## ENTRIES
--- begin ---

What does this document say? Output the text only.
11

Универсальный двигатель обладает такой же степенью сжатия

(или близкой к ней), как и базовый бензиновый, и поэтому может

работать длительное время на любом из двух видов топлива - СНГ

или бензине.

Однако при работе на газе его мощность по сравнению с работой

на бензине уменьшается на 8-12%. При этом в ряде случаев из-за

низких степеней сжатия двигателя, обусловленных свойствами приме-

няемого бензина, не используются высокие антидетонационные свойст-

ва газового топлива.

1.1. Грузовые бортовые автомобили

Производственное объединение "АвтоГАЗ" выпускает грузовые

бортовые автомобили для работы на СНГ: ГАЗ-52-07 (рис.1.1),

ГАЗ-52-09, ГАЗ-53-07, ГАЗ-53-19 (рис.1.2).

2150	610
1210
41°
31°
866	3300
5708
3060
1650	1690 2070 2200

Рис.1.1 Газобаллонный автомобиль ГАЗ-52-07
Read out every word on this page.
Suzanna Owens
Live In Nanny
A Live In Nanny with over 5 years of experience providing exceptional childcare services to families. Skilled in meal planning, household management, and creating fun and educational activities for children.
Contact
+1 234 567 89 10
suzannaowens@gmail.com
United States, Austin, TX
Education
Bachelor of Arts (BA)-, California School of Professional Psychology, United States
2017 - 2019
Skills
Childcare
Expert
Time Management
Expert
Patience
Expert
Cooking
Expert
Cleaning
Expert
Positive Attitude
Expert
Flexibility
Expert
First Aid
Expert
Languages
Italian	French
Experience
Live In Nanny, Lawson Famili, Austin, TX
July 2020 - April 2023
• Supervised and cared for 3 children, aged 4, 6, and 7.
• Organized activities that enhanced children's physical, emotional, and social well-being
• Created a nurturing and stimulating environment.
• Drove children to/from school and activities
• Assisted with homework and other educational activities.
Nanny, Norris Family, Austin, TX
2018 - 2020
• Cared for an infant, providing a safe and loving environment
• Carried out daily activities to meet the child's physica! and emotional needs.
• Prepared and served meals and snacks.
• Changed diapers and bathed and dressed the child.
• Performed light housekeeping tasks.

--- end ---

## EXERCISE AIM
Transcribe the material exactly as it reads.

## WRITTEN SOLUTION
What does this document say? Output the text only.
11

Универсальный двигатель обладает такой же степенью сжатия

(или близкой к ней), как и базовый бензиновый, и поэтому может

работать длительное время на любом из двух видов топлива - СНГ

или бензине.

Однако при работе на газе его мощность по сравнению с работой

на бензине уменьшается на 8-12%. При этом в ряде случаев из-за

низких степеней сжатия двигателя, обусловленных свойствами приме-

няемого бензина, не используются высокие антидетонационные свойст-

ва газового топлива.

1.1. Грузовые бортовые автомобили

Производственное объединение "АвтоГАЗ" выпускает грузовые

бортовые автомобили для работы на СНГ: ГАЗ-52-07 (рис.1.1),

ГАЗ-52-09, ГАЗ-53-07, ГАЗ-53-19 (рис.1.2).

2150	610
1210
41°
31°
866	3300
5708
3060
1650	1690 2070 2200

Рис.1.1 Газобаллонный автомобиль ГАЗ-52-07
Read out every word on this page.
Suzanna Owens
Live In Nanny
A Live In Nanny with over 5 years of experience providing exceptional childcare services to families. Skilled in meal planning, household management, and creating fun and educational activities for children.
Contact
+1 234 567 89 10
suzannaowens@gmail.com
United States, Austin, TX
Education
Bachelor of Arts (BA)-, California School of Professional Psychology, United States
2017 - 2019
Skills
Childcare
Expert
Time Management
Expert
Patience
Expert
Cooking
Expert
Cleaning
Expert
Positive Attitude
Expert
Flexibility
Expert
First Aid
Expert
Languages
Italian	French
Experience
Live In Nanny, Lawson Famili, Austin, TX
July 2020 - April 2023
• Supervised and cared for 3 children, aged 4, 6, and 7.
• Organized activities that enhanced children's physical, emotional, and social well-being
• Created a nurturing and stimulating environment.
• Drove children to/from school and activities
• Assisted with homework and other educational activities.
Nanny, Norris Family, Austin, TX
2018 - 2020
• Cared for an infant, providing a safe and loving environment
• Carried out daily activities to meet the child's physica! and emotional needs.
• Prepared and served meals and snacks.
• Changed diapers and bathed and dressed the child.
• Performed light housekeeping tasks.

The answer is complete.